Set task →
Extract the full listing below without altering a single character.

Excerpted records →
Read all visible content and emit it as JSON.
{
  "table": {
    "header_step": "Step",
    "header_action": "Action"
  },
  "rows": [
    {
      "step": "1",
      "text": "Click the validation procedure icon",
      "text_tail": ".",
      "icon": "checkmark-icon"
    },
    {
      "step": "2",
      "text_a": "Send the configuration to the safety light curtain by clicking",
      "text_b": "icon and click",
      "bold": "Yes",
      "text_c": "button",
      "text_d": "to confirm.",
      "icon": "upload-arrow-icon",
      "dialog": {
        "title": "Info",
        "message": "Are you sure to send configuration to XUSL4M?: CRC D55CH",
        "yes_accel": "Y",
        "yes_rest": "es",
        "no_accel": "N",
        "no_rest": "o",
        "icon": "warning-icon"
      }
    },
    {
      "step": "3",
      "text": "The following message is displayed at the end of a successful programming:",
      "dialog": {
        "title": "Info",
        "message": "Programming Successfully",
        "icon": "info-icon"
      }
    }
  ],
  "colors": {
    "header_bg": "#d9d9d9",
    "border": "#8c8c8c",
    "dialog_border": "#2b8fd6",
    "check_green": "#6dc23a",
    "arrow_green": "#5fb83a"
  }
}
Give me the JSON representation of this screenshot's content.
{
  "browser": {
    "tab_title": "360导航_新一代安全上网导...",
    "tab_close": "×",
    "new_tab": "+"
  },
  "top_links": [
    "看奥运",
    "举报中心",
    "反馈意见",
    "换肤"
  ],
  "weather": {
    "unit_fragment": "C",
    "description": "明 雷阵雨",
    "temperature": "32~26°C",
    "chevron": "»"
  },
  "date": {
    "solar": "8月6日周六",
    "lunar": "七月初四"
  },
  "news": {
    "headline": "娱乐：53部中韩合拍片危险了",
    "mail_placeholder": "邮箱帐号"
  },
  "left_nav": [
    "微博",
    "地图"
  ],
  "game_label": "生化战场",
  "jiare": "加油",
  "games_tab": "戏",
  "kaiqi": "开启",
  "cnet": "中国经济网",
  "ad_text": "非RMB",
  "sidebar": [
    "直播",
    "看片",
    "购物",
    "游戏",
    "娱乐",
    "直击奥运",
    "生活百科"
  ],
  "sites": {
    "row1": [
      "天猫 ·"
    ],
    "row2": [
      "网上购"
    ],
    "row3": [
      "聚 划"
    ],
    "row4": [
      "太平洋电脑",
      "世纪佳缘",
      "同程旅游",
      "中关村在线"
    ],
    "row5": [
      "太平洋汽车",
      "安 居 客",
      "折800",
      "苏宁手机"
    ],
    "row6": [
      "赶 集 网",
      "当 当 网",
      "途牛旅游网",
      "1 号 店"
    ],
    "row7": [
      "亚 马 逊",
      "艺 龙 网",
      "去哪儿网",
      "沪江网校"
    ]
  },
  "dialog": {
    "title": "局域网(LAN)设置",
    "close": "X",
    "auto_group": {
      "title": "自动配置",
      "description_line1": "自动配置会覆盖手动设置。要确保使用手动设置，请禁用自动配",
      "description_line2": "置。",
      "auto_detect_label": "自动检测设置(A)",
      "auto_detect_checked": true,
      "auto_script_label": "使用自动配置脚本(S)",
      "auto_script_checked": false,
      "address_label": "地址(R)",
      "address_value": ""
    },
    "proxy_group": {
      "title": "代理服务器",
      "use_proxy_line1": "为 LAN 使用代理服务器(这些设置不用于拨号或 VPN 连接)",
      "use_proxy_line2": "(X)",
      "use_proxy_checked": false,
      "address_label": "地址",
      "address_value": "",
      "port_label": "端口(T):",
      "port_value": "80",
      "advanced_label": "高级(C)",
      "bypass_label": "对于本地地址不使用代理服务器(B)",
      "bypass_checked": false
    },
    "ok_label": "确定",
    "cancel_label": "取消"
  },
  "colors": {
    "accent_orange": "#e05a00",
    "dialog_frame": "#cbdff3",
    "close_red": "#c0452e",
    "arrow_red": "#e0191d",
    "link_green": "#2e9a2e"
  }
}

Result for this exercise →
Read all visible content and emit it as JSON.
{
  "table": {
    "header_step": "Step",
    "header_action": "Action"
  },
  "rows": [
    {
      "step": "1",
      "text": "Click the validation procedure icon",
      "text_tail": ".",
      "icon": "checkmark-icon"
    },
    {
      "step": "2",
      "text_a": "Send the configuration to the safety light curtain by clicking",
      "text_b": "icon and click",
      "bold": "Yes",
      "text_c": "button",
      "text_d": "to confirm.",
      "icon": "upload-arrow-icon",
      "dialog": {
        "title": "Info",
        "message": "Are you sure to send configuration to XUSL4M?: CRC D55CH",
        "yes_accel": "Y",
        "yes_rest": "es",
        "no_accel": "N",
        "no_rest": "o",
        "icon": "warning-icon"
      }
    },
    {
      "step": "3",
      "text": "The following message is displayed at the end of a successful programming:",
      "dialog": {
        "title": "Info",
        "message": "Programming Successfully",
        "icon": "info-icon"
      }
    }
  ],
  "colors": {
    "header_bg": "#d9d9d9",
    "border": "#8c8c8c",
    "dialog_border": "#2b8fd6",
    "check_green": "#6dc23a",
    "arrow_green": "#5fb83a"
  }
}
Give me the JSON representation of this screenshot's content.
{
  "browser": {
    "tab_title": "360导航_新一代安全上网导...",
    "tab_close": "×",
    "new_tab": "+"
  },
  "top_links": [
    "看奥运",
    "举报中心",
    "反馈意见",
    "换肤"
  ],
  "weather": {
    "unit_fragment": "C",
    "description": "明 雷阵雨",
    "temperature": "32~26°C",
    "chevron": "»"
  },
  "date": {
    "solar": "8月6日周六",
    "lunar": "七月初四"
  },
  "news": {
    "headline": "娱乐：53部中韩合拍片危险了",
    "mail_placeholder": "邮箱帐号"
  },
  "left_nav": [
    "微博",
    "地图"
  ],
  "game_label": "生化战场",
  "jiare": "加油",
  "games_tab": "戏",
  "kaiqi": "开启",
  "cnet": "中国经济网",
  "ad_text": "非RMB",
  "sidebar": [
    "直播",
    "看片",
    "购物",
    "游戏",
    "娱乐",
    "直击奥运",
    "生活百科"
  ],
  "sites": {
    "row1": [
      "天猫 ·"
    ],
    "row2": [
      "网上购"
    ],
    "row3": [
      "聚 划"
    ],
    "row4": [
      "太平洋电脑",
      "世纪佳缘",
      "同程旅游",
      "中关村在线"
    ],
    "row5": [
      "太平洋汽车",
      "安 居 客",
      "折800",
      "苏宁手机"
    ],
    "row6": [
      "赶 集 网",
      "当 当 网",
      "途牛旅游网",
      "1 号 店"
    ],
    "row7": [
      "亚 马 逊",
      "艺 龙 网",
      "去哪儿网",
      "沪江网校"
    ]
  },
  "dialog": {
    "title": "局域网(LAN)设置",
    "close": "X",
    "auto_group": {
      "title": "自动配置",
      "description_line1": "自动配置会覆盖手动设置。要确保使用手动设置，请禁用自动配",
      "description_line2": "置。",
      "auto_detect_label": "自动检测设置(A)",
      "auto_detect_checked": true,
      "auto_script_label": "使用自动配置脚本(S)",
      "auto_script_checked": false,
      "address_label": "地址(R)",
      "address_value": ""
    },
    "proxy_group": {
      "title": "代理服务器",
      "use_proxy_line1": "为 LAN 使用代理服务器(这些设置不用于拨号或 VPN 连接)",
      "use_proxy_line2": "(X)",
      "use_proxy_checked": false,
      "address_label": "地址",
      "address_value": "",
      "port_label": "端口(T):",
      "port_value": "80",
      "advanced_label": "高级(C)",
      "bypass_label": "对于本地地址不使用代理服务器(B)",
      "bypass_checked": false
    },
    "ok_label": "确定",
    "cancel_label": "取消"
  },
  "colors": {
    "accent_orange": "#e05a00",
    "dialog_frame": "#cbdff3",
    "close_red": "#c0452e",
    "arrow_red": "#e0191d",
    "link_green": "#2e9a2e"
  }
}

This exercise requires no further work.